工作任務 —
把下面講 MolHIT 的文字,從「MolHIT:基於分層離散擴散模型的分子圖生成技術進展」一路到「導生成與骨架擴展等應用場景。」為止的所有內容,一字不改地照抄一遍。

擷取文字 —
MolHIT:基於分層離散擴散模型的分子圖生成技術進展
MolHIT: Advancing Molecular-Graph Generation with Hierarchical Discrete Diffusion Models
February 19, 2026
作者: Hojung Jung, Rodrigo Hormazabal, Jaehyeong Jo, Youngrok Park, Kyunggeun Roh, Se-Young Yun, Sehui Han, Dae-Woong Jeong
cs.AI
摘要
基於擴散模型的分子生成已成為AI驅動藥物發現與材料科學中極具前景的研究方向。儘管二維分子圖的離散特性使圖擴散模型被廣泛採用,但現有模型存在化學有效性不足的問題,且相較於一維建模方法更難滿足目標屬性要求。本研究提出MolHIT——一個突破現有方法性能瓶頸的強大分子圖生成框架。該框架基於層次化離散擴散模型,將離散擴散推廣至能編碼化學先驗的附加類別,並採用解耦原子編碼技術根據原子化學角色進行類型劃分。在MOSES數據集上,MolHIT首次實現了接近完美的化學有效性,在圖擴散領域創下最新性能紀錄,並在多項指標上超越強勁的一維基線模型。我們進一步驗證了該框架在下游任務中的卓越表現,包括多屬性引導生成與骨架擴展等應用場景。

(已存資料條目)
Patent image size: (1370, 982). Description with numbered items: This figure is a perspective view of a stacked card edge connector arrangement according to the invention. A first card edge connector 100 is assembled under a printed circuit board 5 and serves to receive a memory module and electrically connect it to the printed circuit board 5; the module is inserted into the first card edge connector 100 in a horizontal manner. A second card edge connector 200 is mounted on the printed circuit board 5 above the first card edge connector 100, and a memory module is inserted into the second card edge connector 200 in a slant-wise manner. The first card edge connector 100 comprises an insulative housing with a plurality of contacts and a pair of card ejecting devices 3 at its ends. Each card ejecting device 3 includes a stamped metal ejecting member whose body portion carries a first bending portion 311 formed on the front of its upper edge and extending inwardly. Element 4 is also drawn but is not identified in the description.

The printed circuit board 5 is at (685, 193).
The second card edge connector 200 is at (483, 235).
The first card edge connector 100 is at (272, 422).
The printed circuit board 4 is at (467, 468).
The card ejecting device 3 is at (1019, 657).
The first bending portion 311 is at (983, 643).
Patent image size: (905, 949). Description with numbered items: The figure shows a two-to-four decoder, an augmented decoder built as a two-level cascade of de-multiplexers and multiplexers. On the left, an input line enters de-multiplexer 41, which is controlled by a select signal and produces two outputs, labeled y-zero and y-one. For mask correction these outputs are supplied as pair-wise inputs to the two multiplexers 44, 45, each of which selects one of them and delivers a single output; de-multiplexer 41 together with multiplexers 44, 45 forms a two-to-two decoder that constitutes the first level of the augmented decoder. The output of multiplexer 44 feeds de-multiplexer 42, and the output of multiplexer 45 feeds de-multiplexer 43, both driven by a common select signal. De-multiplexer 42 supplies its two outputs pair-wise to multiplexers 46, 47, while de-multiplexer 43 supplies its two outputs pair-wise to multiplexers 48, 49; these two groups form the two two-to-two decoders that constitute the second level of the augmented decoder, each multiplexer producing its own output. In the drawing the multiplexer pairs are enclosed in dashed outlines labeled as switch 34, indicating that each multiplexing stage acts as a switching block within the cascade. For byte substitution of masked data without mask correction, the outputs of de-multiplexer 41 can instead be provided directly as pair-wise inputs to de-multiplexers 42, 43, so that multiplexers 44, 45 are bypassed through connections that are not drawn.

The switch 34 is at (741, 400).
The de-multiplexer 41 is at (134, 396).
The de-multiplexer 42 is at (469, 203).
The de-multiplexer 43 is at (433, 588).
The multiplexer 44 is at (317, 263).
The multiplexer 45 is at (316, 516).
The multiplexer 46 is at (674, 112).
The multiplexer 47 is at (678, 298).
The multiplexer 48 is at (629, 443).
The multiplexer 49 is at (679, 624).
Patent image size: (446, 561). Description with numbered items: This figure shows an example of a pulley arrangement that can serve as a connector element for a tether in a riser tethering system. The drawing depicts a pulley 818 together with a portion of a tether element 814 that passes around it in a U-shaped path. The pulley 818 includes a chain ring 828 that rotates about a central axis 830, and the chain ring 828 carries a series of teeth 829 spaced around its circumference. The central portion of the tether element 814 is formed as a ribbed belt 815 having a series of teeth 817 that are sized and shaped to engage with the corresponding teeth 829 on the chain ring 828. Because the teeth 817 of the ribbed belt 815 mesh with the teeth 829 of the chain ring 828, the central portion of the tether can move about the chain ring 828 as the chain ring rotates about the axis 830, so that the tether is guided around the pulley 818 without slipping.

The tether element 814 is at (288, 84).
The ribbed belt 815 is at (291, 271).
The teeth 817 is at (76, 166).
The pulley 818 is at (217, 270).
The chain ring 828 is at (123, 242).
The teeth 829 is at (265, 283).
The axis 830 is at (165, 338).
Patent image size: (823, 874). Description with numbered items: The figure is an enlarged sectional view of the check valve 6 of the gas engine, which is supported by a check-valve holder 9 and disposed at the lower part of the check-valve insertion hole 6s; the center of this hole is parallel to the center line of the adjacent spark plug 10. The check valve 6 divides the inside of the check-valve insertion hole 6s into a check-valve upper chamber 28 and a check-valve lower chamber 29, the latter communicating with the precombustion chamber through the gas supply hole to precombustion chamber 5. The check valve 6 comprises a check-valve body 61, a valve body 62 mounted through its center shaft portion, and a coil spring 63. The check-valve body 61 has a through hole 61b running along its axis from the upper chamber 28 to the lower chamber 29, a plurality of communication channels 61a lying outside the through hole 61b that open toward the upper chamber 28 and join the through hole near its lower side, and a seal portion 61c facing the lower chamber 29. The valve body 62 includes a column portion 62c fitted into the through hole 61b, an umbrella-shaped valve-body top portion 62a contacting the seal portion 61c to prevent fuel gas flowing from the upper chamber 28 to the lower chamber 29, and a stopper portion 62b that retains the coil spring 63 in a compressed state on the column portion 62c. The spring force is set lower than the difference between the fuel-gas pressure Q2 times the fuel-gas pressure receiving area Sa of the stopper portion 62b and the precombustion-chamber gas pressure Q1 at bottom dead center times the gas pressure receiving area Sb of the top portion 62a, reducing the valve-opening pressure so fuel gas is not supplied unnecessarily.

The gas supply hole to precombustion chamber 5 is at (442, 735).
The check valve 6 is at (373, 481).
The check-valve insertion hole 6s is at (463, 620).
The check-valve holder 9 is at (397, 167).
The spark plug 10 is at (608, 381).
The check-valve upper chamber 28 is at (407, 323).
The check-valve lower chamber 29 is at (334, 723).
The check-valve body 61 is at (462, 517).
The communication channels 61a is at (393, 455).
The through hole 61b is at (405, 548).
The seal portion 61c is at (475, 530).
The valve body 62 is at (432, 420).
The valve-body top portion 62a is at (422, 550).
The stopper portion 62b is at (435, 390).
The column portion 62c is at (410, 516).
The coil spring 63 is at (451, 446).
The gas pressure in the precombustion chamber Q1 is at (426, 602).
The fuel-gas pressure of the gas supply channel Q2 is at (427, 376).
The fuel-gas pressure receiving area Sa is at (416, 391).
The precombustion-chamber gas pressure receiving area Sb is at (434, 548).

以下輸出 —
MolHIT:基於分層離散擴散模型的分子圖生成技術進展
MolHIT: Advancing Molecular-Graph Generation with Hierarchical Discrete Diffusion Models
February 19, 2026
作者: Hojung Jung, Rodrigo Hormazabal, Jaehyeong Jo, Youngrok Park, Kyunggeun Roh, Se-Young Yun, Sehui Han, Dae-Woong Jeong
cs.AI
摘要
基於擴散模型的分子生成已成為AI驅動藥物發現與材料科學中極具前景的研究方向。儘管二維分子圖的離散特性使圖擴散模型被廣泛採用,但現有模型存在化學有效性不足的問題,且相較於一維建模方法更難滿足目標屬性要求。本研究提出MolHIT——一個突破現有方法性能瓶頸的強大分子圖生成框架。該框架基於層次化離散擴散模型,將離散擴散推廣至能編碼化學先驗的附加類別,並採用解耦原子編碼技術根據原子化學角色進行類型劃分。在MOSES數據集上,MolHIT首次實現了接近完美的化學有效性,在圖擴散領域創下最新性能紀錄,並在多項指標上超越強勁的一維基線模型。我們進一步驗證了該框架在下游任務中的卓越表現,包括多屬性引導生成與骨架擴展等應用場景。